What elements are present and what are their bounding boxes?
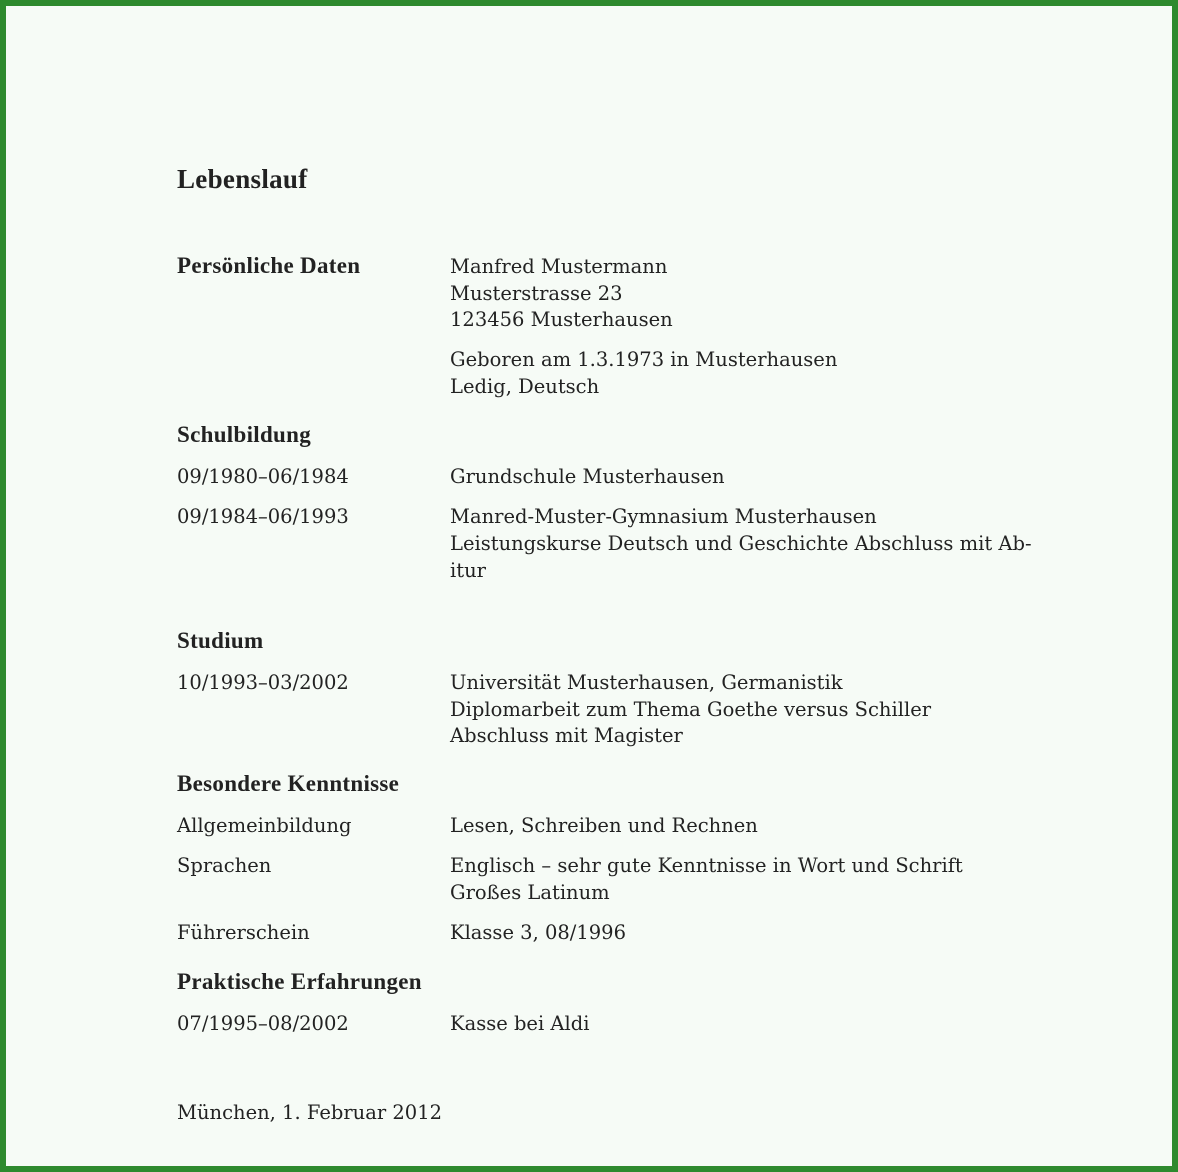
section-heading-studies: Studium: [177, 628, 264, 653]
personal-status: Ledig, Deutsch: [450, 375, 600, 398]
school-detail: itur: [450, 559, 486, 582]
school-period: 09/1984–06/1993: [177, 505, 349, 528]
skills-detail: Lesen, Schreiben und Rechnen: [450, 814, 758, 837]
signature-place-date: München, 1. Februar 2012: [177, 1101, 443, 1124]
studies-detail: Universität Musterhausen, Germanistik: [450, 671, 843, 694]
studies-detail: Abschluss mit Magister: [450, 724, 683, 747]
section-heading-school: Schulbildung: [177, 422, 312, 447]
school-detail: Grundschule Musterhausen: [450, 465, 725, 488]
skills-label: Allgemeinbildung: [177, 814, 352, 837]
skills-detail: Klasse 3, 08/1996: [450, 921, 626, 944]
document-title: Lebenslauf: [177, 164, 308, 194]
school-detail: Manred-Muster-Gymnasium Musterhausen: [450, 505, 877, 528]
personal-city: 123456 Musterhausen: [450, 308, 673, 331]
skills-detail: Großes Latinum: [450, 881, 610, 904]
section-heading-skills: Besondere Kenntnisse: [177, 771, 400, 796]
school-detail: Leistungskurse Deutsch und Geschichte Abschluss mit Ab-: [450, 532, 1032, 555]
section-heading-experience: Praktische Erfahrungen: [177, 969, 422, 994]
experience-detail: Kasse bei Aldi: [450, 1012, 590, 1035]
skills-detail: Englisch – sehr gute Kenntnisse in Wort und Schrift: [450, 854, 963, 877]
school-period: 09/1980–06/1984: [177, 465, 349, 488]
personal-birth: Geboren am 1.3.1973 in Musterhausen: [450, 348, 838, 371]
studies-detail: Diplomarbeit zum Thema Goethe versus Schiller: [450, 698, 932, 721]
personal-street: Musterstrasse 23: [450, 282, 623, 305]
section-heading-personal: Persönliche Daten: [177, 253, 361, 278]
skills-label: Sprachen: [177, 854, 272, 877]
experience-period: 07/1995–08/2002: [177, 1012, 349, 1035]
studies-period: 10/1993–03/2002: [177, 671, 349, 694]
skills-label: Führerschein: [177, 921, 310, 944]
personal-name: Manfred Mustermann: [450, 255, 668, 278]
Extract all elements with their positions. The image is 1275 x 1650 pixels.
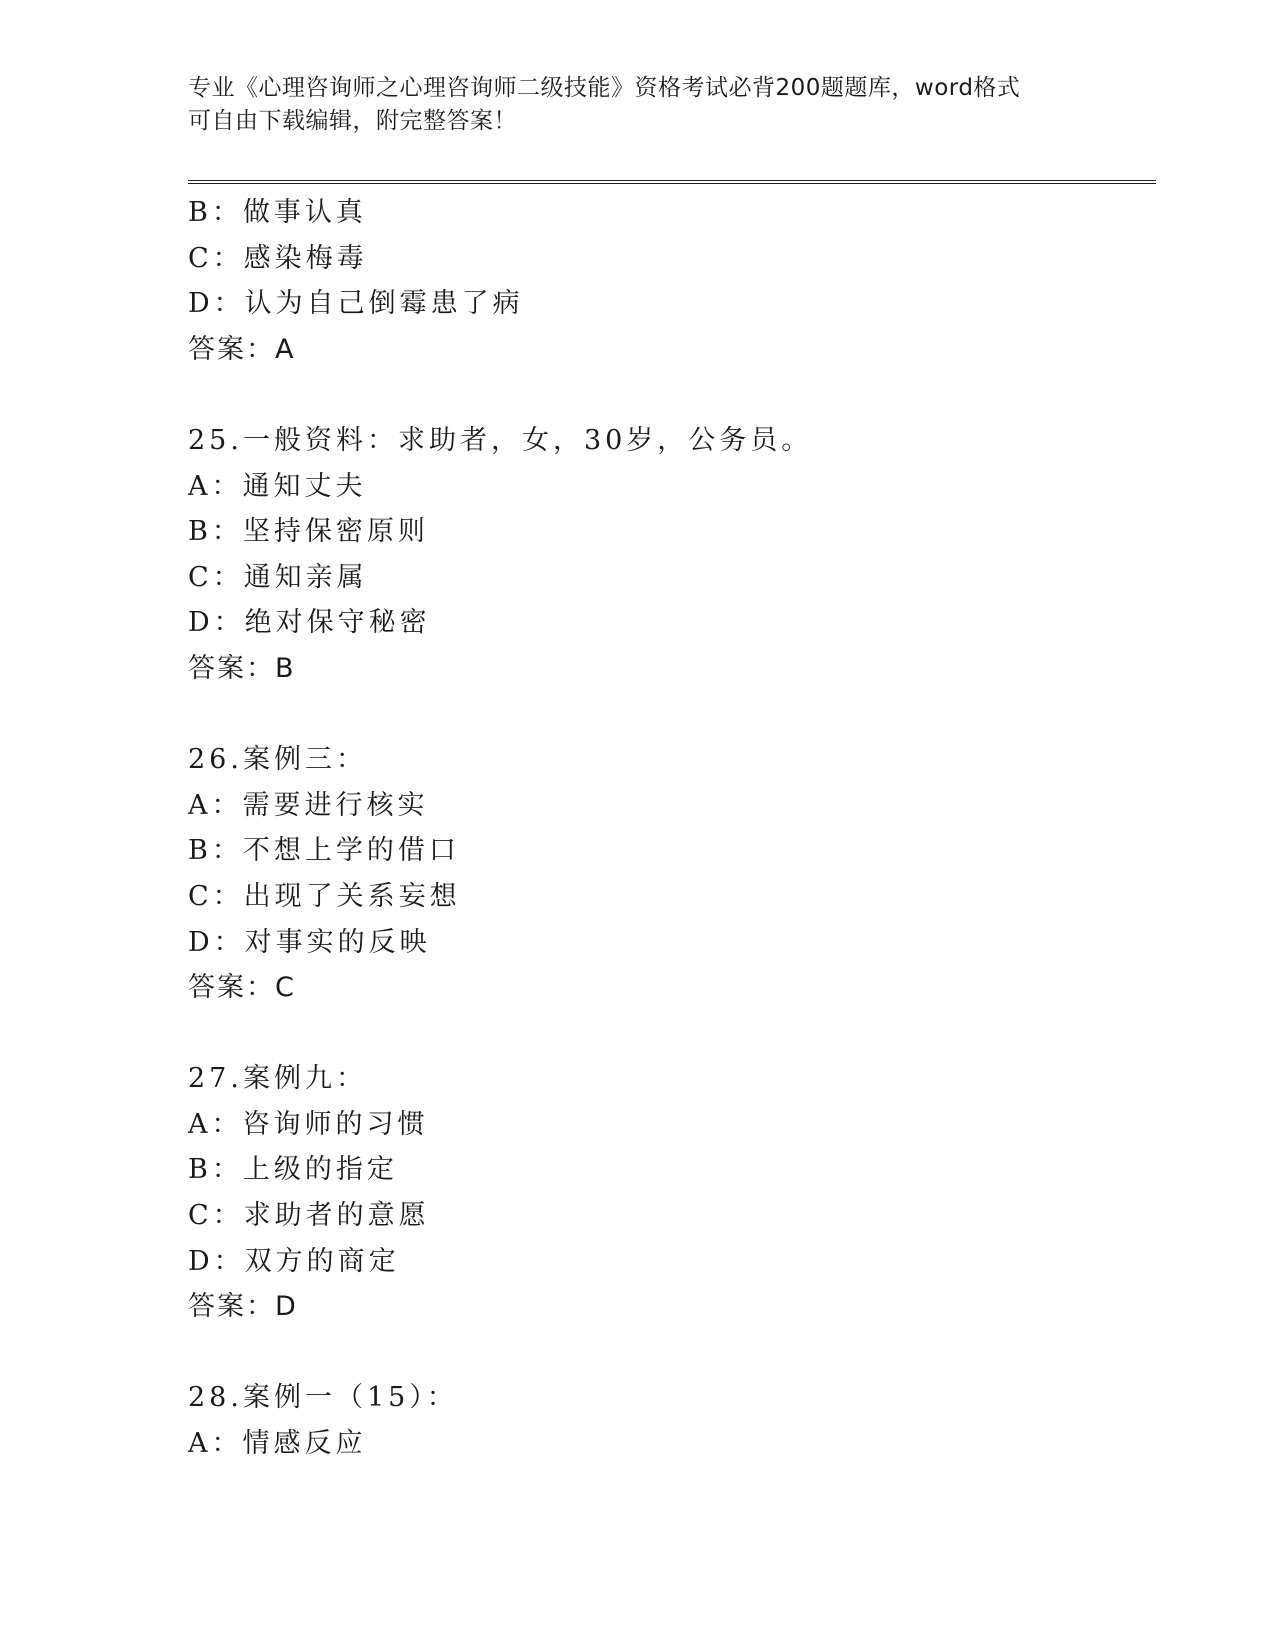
option-d: D：对事实的反映 (188, 926, 431, 958)
question-block-28 (188, 1375, 1148, 1466)
option-c: C：出现了关系妄想 (188, 880, 461, 912)
answer-line: 答案：C (188, 972, 296, 1004)
question-stem: 26.案例三： (188, 744, 367, 776)
answer-line: 答案：B (188, 652, 296, 684)
question-block-25 (188, 418, 1148, 692)
option-d: D：认为自己倒霉患了病 (188, 288, 524, 320)
question-stem: 28.案例一（15）： (188, 1382, 458, 1414)
question-stem: 27.案例九： (188, 1063, 367, 1095)
page-header (188, 72, 1088, 138)
question-stem: 25.一般资料：求助者，女，30岁，公务员。 (188, 424, 813, 456)
header-title-line-1: 专业《心理咨询师之心理咨询师二级技能》资格考试必背200题题库，word格式 (188, 75, 1021, 101)
header-title-line-2: 可自由下载编辑，附完整答案！ (188, 108, 517, 134)
option-c: C：通知亲属 (188, 561, 368, 593)
option-d: D：双方的商定 (188, 1245, 400, 1277)
option-a: A：咨询师的习惯 (188, 1108, 429, 1140)
spacer (188, 1330, 1148, 1376)
option-a: A：通知丈夫 (188, 470, 367, 502)
spacer (188, 692, 1148, 738)
spacer (188, 372, 1148, 418)
spacer (188, 1011, 1148, 1057)
option-d: D：绝对保守秘密 (188, 607, 431, 639)
question-block-partial (188, 190, 1148, 372)
option-a: A：需要进行核实 (188, 789, 429, 821)
answer-line: 答案：D (188, 1291, 298, 1323)
answer-line: 答案：A (188, 333, 296, 365)
option-c: C：感染梅毒 (188, 242, 368, 274)
question-block-26 (188, 737, 1148, 1011)
question-block-27 (188, 1056, 1148, 1330)
option-a: A：情感反应 (188, 1428, 367, 1460)
document-body (188, 190, 1148, 1467)
option-c: C：求助者的意愿 (188, 1200, 430, 1232)
option-b: B：上级的指定 (188, 1154, 398, 1186)
header-divider (188, 180, 1156, 184)
option-b: B：做事认真 (188, 197, 367, 228)
option-b: B：不想上学的借口 (188, 835, 460, 867)
option-b: B：坚持保密原则 (188, 516, 429, 548)
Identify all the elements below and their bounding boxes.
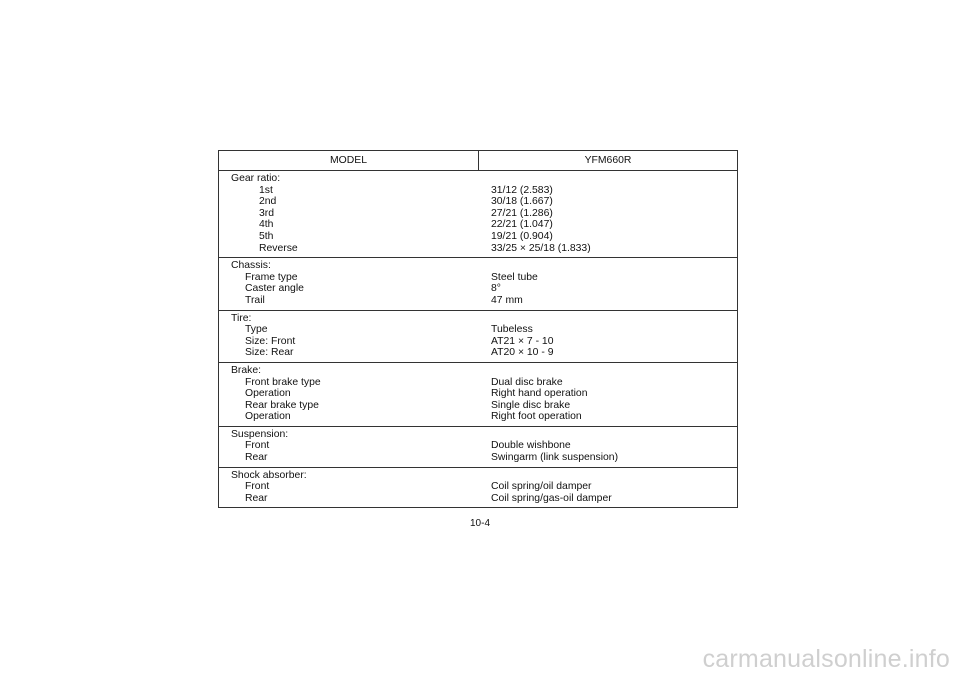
* * * * * * *
PROBLEM DESCRIPTION —
Rewrite all of the data above as a numbered list with one line per item, leaving out blank lines and the pictures.

OUTPUT BELOW —
1. What elements are present and what are their bounding boxes?
2. section-heading-studies: Studium: [177, 628, 264, 653]
3. personal-status: Ledig, Deutsch: [450, 375, 600, 398]
4. school-detail: itur: [450, 559, 486, 582]
5. school-period: 09/1984–06/1993: [177, 505, 349, 528]
6. skills-detail: Lesen, Schreiben und Rechnen: [450, 814, 758, 837]
7. signature-place-date: München, 1. Februar 2012: [177, 1101, 443, 1124]
8. studies-detail: Universität Musterhausen, Germanistik: [450, 671, 843, 694]
9. studies-detail: Abschluss mit Magister: [450, 724, 683, 747]
10. section-heading-school: Schulbildung: [177, 422, 312, 447]
11. school-detail: Grundschule Musterhausen: [450, 465, 725, 488]
12. skills-label: Allgemeinbildung: [177, 814, 352, 837]
13. skills-detail: Klasse 3, 08/1996: [450, 921, 626, 944]
14. document-title: Lebenslauf: [177, 164, 308, 194]
15. school-detail: Manred-Muster-Gymnasium Musterhausen: [450, 505, 877, 528]
16. personal-city: 123456 Musterhausen: [450, 308, 673, 331]
17. skills-detail: Großes Latinum: [450, 881, 610, 904]
18. section-heading-skills: Besondere Kenntnisse: [177, 771, 400, 796]
19. school-detail: Leistungskurse Deutsch und Geschichte Abschluss mit Ab-: [450, 532, 1032, 555]
20. section-heading-experience: Praktische Erfahrungen: [177, 969, 422, 994]
21. experience-detail: Kasse bei Aldi: [450, 1012, 590, 1035]
22. skills-detail: Englisch – sehr gute Kenntnisse in Wort und Schrift: [450, 854, 963, 877]
23. school-period: 09/1980–06/1984: [177, 465, 349, 488]
24. personal-birth: Geboren am 1.3.1973 in Musterhausen: [450, 348, 838, 371]
25. studies-detail: Diplomarbeit zum Thema Goethe versus Schiller: [450, 698, 932, 721]
26. personal-street: Musterstrasse 23: [450, 282, 623, 305]
27. section-heading-personal: Persönliche Daten: [177, 253, 361, 278]
28. skills-label: Sprachen: [177, 854, 272, 877]
29. experience-period: 07/1995–08/2002: [177, 1012, 349, 1035]
30. studies-period: 10/1993–03/2002: [177, 671, 349, 694]
31. skills-label: Führerschein: [177, 921, 310, 944]
32. personal-name: Manfred Mustermann: [450, 255, 668, 278]
33. Extract all elements with their positions. The image is 1275 x 1650 pixels.
34. option-d: D：对事实的反映 (188, 926, 431, 958)
35. question-block-28 (188, 1375, 1148, 1466)
36. option-c: C：出现了关系妄想 (188, 880, 461, 912)
37. answer-line: 答案：C (188, 972, 296, 1004)
38. question-stem: 26.案例三： (188, 744, 367, 776)
39. answer-line: 答案：B (188, 652, 296, 684)
40. question-block-25 (188, 418, 1148, 692)
41. option-d: D：认为自己倒霉患了病 (188, 288, 524, 320)
42. question-stem: 28.案例一（15）： (188, 1382, 458, 1414)
43. question-stem: 27.案例九： (188, 1063, 367, 1095)
44. page-header (188, 72, 1088, 138)
45. question-stem: 25.一般资料：求助者，女，30岁，公务员。 (188, 424, 813, 456)
46. header-title-line-1: 专业《心理咨询师之心理咨询师二级技能》资格考试必背200题题库，word格式 (188, 75, 1021, 101)
47. header-title-line-2: 可自由下载编辑，附完整答案！ (188, 108, 517, 134)
48. option-c: C：通知亲属 (188, 561, 368, 593)
49. option-d: D：双方的商定 (188, 1245, 400, 1277)
50. option-a: A：咨询师的习惯 (188, 1108, 429, 1140)
51. spacer (188, 1330, 1148, 1376)
52. option-a: A：通知丈夫 (188, 470, 367, 502)
53. spacer (188, 692, 1148, 738)
54. spacer (188, 372, 1148, 418)
55. spacer (188, 1011, 1148, 1057)
56. option-d: D：绝对保守秘密 (188, 607, 431, 639)
57. question-block-partial (188, 190, 1148, 372)
58. option-a: A：需要进行核实 (188, 789, 429, 821)
59. answer-line: 答案：D (188, 1291, 298, 1323)
60. answer-line: 答案：A (188, 333, 296, 365)
61. option-c: C：感染梅毒 (188, 242, 368, 274)
62. question-block-26 (188, 737, 1148, 1011)
63. question-block-27 (188, 1056, 1148, 1330)
64. option-a: A：情感反应 (188, 1428, 367, 1460)
65. document-body (188, 190, 1148, 1467)
66. option-c: C：求助者的意愿 (188, 1200, 430, 1232)
67. option-b: B：上级的指定 (188, 1154, 398, 1186)
68. header-divider (188, 180, 1156, 184)
69. option-b: B：做事认真 (188, 197, 367, 228)
70. option-b: B：不想上学的借口 (188, 835, 460, 867)
71. option-b: B：坚持保密原则 (188, 516, 429, 548)
72. Identify all the elements below and their bounding boxes.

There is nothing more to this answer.